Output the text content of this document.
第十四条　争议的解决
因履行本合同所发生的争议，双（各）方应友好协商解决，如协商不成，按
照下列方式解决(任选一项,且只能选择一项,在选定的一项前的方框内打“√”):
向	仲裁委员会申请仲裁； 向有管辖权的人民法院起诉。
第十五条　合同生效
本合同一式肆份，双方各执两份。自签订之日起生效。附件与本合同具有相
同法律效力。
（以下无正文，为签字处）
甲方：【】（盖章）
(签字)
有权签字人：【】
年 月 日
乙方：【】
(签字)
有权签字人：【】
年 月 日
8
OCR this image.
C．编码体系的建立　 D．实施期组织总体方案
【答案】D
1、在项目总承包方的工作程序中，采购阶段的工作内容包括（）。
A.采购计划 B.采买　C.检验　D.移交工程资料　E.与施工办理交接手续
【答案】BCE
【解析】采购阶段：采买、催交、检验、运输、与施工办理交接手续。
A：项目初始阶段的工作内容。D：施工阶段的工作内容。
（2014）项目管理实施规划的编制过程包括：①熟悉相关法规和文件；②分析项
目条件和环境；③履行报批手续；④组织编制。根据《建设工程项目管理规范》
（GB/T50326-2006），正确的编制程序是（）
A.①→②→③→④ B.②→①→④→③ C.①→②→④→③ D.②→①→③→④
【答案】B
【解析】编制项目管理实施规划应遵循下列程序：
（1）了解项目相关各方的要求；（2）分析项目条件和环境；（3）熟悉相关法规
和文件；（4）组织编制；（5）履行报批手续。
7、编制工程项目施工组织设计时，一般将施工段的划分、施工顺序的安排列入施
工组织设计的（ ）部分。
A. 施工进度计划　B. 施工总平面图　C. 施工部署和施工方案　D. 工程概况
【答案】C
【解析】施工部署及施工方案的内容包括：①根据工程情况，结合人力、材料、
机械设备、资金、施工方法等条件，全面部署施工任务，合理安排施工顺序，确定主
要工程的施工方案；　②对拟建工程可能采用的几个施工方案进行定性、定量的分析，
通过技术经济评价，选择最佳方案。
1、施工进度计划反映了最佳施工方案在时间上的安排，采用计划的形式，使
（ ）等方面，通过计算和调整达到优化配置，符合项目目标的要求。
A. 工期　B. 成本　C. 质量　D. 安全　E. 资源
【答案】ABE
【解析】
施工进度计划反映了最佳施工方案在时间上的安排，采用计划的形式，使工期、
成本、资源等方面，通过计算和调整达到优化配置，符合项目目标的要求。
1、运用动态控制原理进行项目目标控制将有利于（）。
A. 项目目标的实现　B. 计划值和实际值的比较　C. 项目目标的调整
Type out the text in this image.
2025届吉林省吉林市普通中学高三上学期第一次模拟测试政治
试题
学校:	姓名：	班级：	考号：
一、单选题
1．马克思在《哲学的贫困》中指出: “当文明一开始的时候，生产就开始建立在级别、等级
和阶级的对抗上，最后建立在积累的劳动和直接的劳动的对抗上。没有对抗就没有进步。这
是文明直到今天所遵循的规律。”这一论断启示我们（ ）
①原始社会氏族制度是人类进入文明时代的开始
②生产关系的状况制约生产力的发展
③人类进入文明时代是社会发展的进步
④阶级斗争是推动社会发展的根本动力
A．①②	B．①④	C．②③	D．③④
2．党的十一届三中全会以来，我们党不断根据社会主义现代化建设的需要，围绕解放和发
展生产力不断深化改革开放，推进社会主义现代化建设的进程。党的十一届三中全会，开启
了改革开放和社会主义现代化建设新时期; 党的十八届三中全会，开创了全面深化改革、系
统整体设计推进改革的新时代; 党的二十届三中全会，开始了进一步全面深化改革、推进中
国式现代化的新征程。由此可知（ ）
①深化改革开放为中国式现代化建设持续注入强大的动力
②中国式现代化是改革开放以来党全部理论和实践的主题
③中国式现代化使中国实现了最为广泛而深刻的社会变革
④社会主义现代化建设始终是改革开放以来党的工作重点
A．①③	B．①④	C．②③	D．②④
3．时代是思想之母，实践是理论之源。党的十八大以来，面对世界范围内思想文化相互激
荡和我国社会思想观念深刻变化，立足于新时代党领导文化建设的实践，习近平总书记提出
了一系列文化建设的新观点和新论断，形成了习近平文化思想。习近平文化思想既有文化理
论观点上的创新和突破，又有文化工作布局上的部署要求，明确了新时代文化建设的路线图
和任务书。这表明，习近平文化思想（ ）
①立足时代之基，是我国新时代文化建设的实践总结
*****
WHAT TO WORK ON: In this exercise, repeat all entries exactly.

RESPONSE:
Output the text content of this document.
第十四条　争议的解决
因履行本合同所发生的争议，双（各）方应友好协商解决，如协商不成，按
照下列方式解决(任选一项,且只能选择一项,在选定的一项前的方框内打“√”):
向	仲裁委员会申请仲裁； 向有管辖权的人民法院起诉。
第十五条　合同生效
本合同一式肆份，双方各执两份。自签订之日起生效。附件与本合同具有相
同法律效力。
（以下无正文，为签字处）
甲方：【】（盖章）
(签字)
有权签字人：【】
年 月 日
乙方：【】
(签字)
有权签字人：【】
年 月 日
8
OCR this image.
C．编码体系的建立　 D．实施期组织总体方案
【答案】D
1、在项目总承包方的工作程序中，采购阶段的工作内容包括（）。
A.采购计划 B.采买　C.检验　D.移交工程资料　E.与施工办理交接手续
【答案】BCE
【解析】采购阶段：采买、催交、检验、运输、与施工办理交接手续。
A：项目初始阶段的工作内容。D：施工阶段的工作内容。
（2014）项目管理实施规划的编制过程包括：①熟悉相关法规和文件；②分析项
目条件和环境；③履行报批手续；④组织编制。根据《建设工程项目管理规范》
（GB/T50326-2006），正确的编制程序是（）
A.①→②→③→④ B.②→①→④→③ C.①→②→④→③ D.②→①→③→④
【答案】B
【解析】编制项目管理实施规划应遵循下列程序：
（1）了解项目相关各方的要求；（2）分析项目条件和环境；（3）熟悉相关法规
和文件；（4）组织编制；（5）履行报批手续。
7、编制工程项目施工组织设计时，一般将施工段的划分、施工顺序的安排列入施
工组织设计的（ ）部分。
A. 施工进度计划　B. 施工总平面图　C. 施工部署和施工方案　D. 工程概况
【答案】C
【解析】施工部署及施工方案的内容包括：①根据工程情况，结合人力、材料、
机械设备、资金、施工方法等条件，全面部署施工任务，合理安排施工顺序，确定主
要工程的施工方案；　②对拟建工程可能采用的几个施工方案进行定性、定量的分析，
通过技术经济评价，选择最佳方案。
1、施工进度计划反映了最佳施工方案在时间上的安排，采用计划的形式，使
（ ）等方面，通过计算和调整达到优化配置，符合项目目标的要求。
A. 工期　B. 成本　C. 质量　D. 安全　E. 资源
【答案】ABE
【解析】
施工进度计划反映了最佳施工方案在时间上的安排，采用计划的形式，使工期、
成本、资源等方面，通过计算和调整达到优化配置，符合项目目标的要求。
1、运用动态控制原理进行项目目标控制将有利于（）。
A. 项目目标的实现　B. 计划值和实际值的比较　C. 项目目标的调整
Type out the text in this image.
2025届吉林省吉林市普通中学高三上学期第一次模拟测试政治
试题
学校:	姓名：	班级：	考号：
一、单选题
1．马克思在《哲学的贫困》中指出: “当文明一开始的时候，生产就开始建立在级别、等级
和阶级的对抗上，最后建立在积累的劳动和直接的劳动的对抗上。没有对抗就没有进步。这
是文明直到今天所遵循的规律。”这一论断启示我们（ ）
①原始社会氏族制度是人类进入文明时代的开始
②生产关系的状况制约生产力的发展
③人类进入文明时代是社会发展的进步
④阶级斗争是推动社会发展的根本动力
A．①②	B．①④	C．②③	D．③④
2．党的十一届三中全会以来，我们党不断根据社会主义现代化建设的需要，围绕解放和发
展生产力不断深化改革开放，推进社会主义现代化建设的进程。党的十一届三中全会，开启
了改革开放和社会主义现代化建设新时期; 党的十八届三中全会，开创了全面深化改革、系
统整体设计推进改革的新时代; 党的二十届三中全会，开始了进一步全面深化改革、推进中
国式现代化的新征程。由此可知（ ）
①深化改革开放为中国式现代化建设持续注入强大的动力
②中国式现代化是改革开放以来党全部理论和实践的主题
③中国式现代化使中国实现了最为广泛而深刻的社会变革
④社会主义现代化建设始终是改革开放以来党的工作重点
A．①③	B．①④	C．②③	D．②④
3．时代是思想之母，实践是理论之源。党的十八大以来，面对世界范围内思想文化相互激
荡和我国社会思想观念深刻变化，立足于新时代党领导文化建设的实践，习近平总书记提出
了一系列文化建设的新观点和新论断，形成了习近平文化思想。习近平文化思想既有文化理
论观点上的创新和突破，又有文化工作布局上的部署要求，明确了新时代文化建设的路线图
和任务书。这表明，习近平文化思想（ ）
①立足时代之基，是我国新时代文化建设的实践总结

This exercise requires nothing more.